• _ENTRIES_:
--- Start ---

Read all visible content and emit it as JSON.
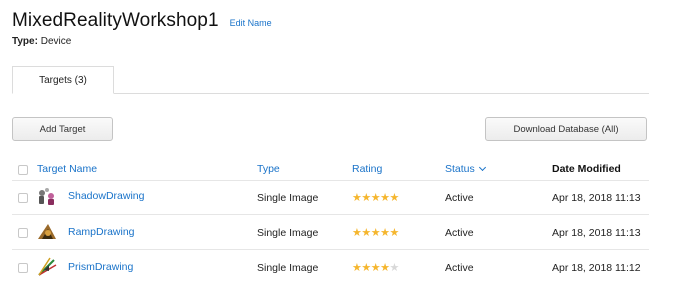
{
  "database": {
    "name": "MixedRealityWorkshop1",
    "edit_label": "Edit Name",
    "type_label": "Type:",
    "type_value": "Device"
  },
  "tabs": [
    {
      "label": "Targets (3)",
      "active": true
    }
  ],
  "actions": {
    "add_target": "Add Target",
    "download_database": "Download Database (All)"
  },
  "table": {
    "columns": {
      "name": "Target Name",
      "type": "Type",
      "rating": "Rating",
      "status": "Status",
      "date_modified": "Date Modified"
    },
    "rows": [
      {
        "name": "ShadowDrawing",
        "type": "Single Image",
        "rating": 5,
        "status": "Active",
        "date_modified": "Apr 18, 2018 11:13",
        "thumb_icon": "shadow-drawing-thumbnail"
      },
      {
        "name": "RampDrawing",
        "type": "Single Image",
        "rating": 5,
        "status": "Active",
        "date_modified": "Apr 18, 2018 11:13",
        "thumb_icon": "ramp-drawing-thumbnail"
      },
      {
        "name": "PrismDrawing",
        "type": "Single Image",
        "rating": 4,
        "status": "Active",
        "date_modified": "Apr 18, 2018 11:12",
        "thumb_icon": "prism-drawing-thumbnail"
      }
    ],
    "max_rating": 5
  },
  "colors": {
    "link": "#1a73c9",
    "star_on": "#f5b62e",
    "star_off": "#d8d8d8"
  }
}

--- End ---

• _PROBLEM REQUIREMENTS_:
Write the records out again in full, exactly, and skip every picture.

• _ANSWER_:
Read all visible content and emit it as JSON.
{
  "database": {
    "name": "MixedRealityWorkshop1",
    "edit_label": "Edit Name",
    "type_label": "Type:",
    "type_value": "Device"
  },
  "tabs": [
    {
      "label": "Targets (3)",
      "active": true
    }
  ],
  "actions": {
    "add_target": "Add Target",
    "download_database": "Download Database (All)"
  },
  "table": {
    "columns": {
      "name": "Target Name",
      "type": "Type",
      "rating": "Rating",
      "status": "Status",
      "date_modified": "Date Modified"
    },
    "rows": [
      {
        "name": "ShadowDrawing",
        "type": "Single Image",
        "rating": 5,
        "status": "Active",
        "date_modified": "Apr 18, 2018 11:13",
        "thumb_icon": "shadow-drawing-thumbnail"
      },
      {
        "name": "RampDrawing",
        "type": "Single Image",
        "rating": 5,
        "status": "Active",
        "date_modified": "Apr 18, 2018 11:13",
        "thumb_icon": "ramp-drawing-thumbnail"
      },
      {
        "name": "PrismDrawing",
        "type": "Single Image",
        "rating": 4,
        "status": "Active",
        "date_modified": "Apr 18, 2018 11:12",
        "thumb_icon": "prism-drawing-thumbnail"
      }
    ],
    "max_rating": 5
  },
  "colors": {
    "link": "#1a73c9",
    "star_on": "#f5b62e",
    "star_off": "#d8d8d8"
  }
}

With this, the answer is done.